WHAT THE EXERCISE ASKS: Gather all lines with "nacimiento" from the records.

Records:

+++++

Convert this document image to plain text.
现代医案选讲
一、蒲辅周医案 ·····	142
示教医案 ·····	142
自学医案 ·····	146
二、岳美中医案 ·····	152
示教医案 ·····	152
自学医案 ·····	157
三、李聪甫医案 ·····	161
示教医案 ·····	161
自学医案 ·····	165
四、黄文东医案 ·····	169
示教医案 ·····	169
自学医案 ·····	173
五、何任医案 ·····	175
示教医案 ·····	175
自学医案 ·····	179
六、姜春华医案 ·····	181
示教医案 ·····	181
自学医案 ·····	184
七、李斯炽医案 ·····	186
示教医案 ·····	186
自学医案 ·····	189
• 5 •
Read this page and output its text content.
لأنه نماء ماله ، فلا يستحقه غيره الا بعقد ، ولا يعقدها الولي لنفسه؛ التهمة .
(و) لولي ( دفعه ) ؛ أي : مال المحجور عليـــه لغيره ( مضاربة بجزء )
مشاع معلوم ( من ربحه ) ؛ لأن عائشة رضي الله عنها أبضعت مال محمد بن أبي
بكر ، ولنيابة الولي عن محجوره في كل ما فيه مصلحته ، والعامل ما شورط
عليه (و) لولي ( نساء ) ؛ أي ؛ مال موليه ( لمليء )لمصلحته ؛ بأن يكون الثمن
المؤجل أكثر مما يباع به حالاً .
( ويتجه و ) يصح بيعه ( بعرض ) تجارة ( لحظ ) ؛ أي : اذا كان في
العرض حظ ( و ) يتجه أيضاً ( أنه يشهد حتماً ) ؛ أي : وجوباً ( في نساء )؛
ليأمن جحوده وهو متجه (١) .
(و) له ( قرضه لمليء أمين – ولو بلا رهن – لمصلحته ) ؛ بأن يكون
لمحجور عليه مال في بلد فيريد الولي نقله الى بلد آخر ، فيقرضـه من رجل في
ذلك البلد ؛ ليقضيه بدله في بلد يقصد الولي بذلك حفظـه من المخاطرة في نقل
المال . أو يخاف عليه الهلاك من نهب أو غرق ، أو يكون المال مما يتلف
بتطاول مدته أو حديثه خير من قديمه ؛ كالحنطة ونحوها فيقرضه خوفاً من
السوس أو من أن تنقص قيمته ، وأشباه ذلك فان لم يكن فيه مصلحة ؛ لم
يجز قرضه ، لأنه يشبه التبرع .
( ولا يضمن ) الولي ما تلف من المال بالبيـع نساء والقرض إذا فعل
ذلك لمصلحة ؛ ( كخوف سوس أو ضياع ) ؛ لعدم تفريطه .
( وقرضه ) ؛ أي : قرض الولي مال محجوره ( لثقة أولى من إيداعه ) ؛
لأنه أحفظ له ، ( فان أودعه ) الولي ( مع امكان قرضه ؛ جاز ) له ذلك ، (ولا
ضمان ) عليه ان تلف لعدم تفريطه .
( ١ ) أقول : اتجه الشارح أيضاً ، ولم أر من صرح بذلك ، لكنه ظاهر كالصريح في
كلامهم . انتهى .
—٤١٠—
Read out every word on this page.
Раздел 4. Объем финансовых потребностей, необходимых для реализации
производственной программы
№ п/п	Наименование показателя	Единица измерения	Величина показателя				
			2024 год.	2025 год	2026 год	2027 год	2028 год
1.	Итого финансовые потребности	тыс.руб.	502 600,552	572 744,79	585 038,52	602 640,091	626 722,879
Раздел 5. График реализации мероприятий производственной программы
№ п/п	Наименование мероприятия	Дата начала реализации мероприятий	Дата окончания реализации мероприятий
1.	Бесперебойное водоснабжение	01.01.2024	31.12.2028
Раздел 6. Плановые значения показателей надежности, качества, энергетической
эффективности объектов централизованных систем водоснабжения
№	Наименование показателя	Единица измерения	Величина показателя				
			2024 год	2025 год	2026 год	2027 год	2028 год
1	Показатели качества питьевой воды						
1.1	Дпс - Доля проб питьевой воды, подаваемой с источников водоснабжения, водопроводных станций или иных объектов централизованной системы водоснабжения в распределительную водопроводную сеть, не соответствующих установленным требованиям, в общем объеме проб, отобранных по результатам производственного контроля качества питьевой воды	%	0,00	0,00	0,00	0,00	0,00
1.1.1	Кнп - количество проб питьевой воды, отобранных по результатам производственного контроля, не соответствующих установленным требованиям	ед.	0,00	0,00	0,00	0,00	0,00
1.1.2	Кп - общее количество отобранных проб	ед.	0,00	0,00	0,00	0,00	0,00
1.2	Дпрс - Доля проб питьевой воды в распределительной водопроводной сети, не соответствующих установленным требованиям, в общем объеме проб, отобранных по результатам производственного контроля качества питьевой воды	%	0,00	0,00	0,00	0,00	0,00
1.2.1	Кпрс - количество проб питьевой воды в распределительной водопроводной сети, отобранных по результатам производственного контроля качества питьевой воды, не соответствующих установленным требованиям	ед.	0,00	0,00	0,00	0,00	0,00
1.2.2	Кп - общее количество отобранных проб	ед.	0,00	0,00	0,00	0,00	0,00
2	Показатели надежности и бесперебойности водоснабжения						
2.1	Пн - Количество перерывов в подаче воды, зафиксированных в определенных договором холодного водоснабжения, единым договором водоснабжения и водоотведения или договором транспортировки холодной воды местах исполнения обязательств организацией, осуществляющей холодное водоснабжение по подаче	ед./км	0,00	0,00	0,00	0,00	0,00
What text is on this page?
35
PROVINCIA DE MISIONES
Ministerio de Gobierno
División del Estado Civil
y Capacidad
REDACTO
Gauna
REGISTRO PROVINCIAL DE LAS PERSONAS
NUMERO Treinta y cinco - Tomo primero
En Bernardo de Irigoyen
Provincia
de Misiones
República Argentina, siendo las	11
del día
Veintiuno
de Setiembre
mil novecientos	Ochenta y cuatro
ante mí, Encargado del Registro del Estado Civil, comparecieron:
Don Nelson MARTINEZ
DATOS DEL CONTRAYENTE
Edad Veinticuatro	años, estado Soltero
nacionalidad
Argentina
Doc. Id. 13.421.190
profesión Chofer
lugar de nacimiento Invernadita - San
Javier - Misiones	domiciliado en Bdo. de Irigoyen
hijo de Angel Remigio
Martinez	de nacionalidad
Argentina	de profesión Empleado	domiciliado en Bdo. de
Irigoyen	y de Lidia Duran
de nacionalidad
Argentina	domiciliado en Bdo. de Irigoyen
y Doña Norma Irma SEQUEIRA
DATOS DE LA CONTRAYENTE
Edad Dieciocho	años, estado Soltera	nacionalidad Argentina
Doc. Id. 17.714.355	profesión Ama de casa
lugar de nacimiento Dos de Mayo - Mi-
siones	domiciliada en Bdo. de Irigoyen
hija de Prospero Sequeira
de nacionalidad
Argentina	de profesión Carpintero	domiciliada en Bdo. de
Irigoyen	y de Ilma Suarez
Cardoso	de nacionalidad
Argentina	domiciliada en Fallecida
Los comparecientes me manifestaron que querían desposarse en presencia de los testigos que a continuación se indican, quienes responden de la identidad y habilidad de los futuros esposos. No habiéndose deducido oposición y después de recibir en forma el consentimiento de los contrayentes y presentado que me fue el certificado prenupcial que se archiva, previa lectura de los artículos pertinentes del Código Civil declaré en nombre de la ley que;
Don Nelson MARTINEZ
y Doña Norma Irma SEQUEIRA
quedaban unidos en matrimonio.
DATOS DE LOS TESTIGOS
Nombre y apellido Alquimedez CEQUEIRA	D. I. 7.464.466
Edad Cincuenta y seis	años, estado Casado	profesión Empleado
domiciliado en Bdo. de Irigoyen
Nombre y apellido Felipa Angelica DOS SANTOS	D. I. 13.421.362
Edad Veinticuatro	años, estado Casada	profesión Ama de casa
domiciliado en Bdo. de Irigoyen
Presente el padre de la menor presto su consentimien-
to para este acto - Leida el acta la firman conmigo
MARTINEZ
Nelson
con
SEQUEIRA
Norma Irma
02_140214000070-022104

+++++

RESULT OF THIS EXERCISE:
lugar de nacimiento Invernadita - San
lugar de nacimiento Dos de Mayo - Mi-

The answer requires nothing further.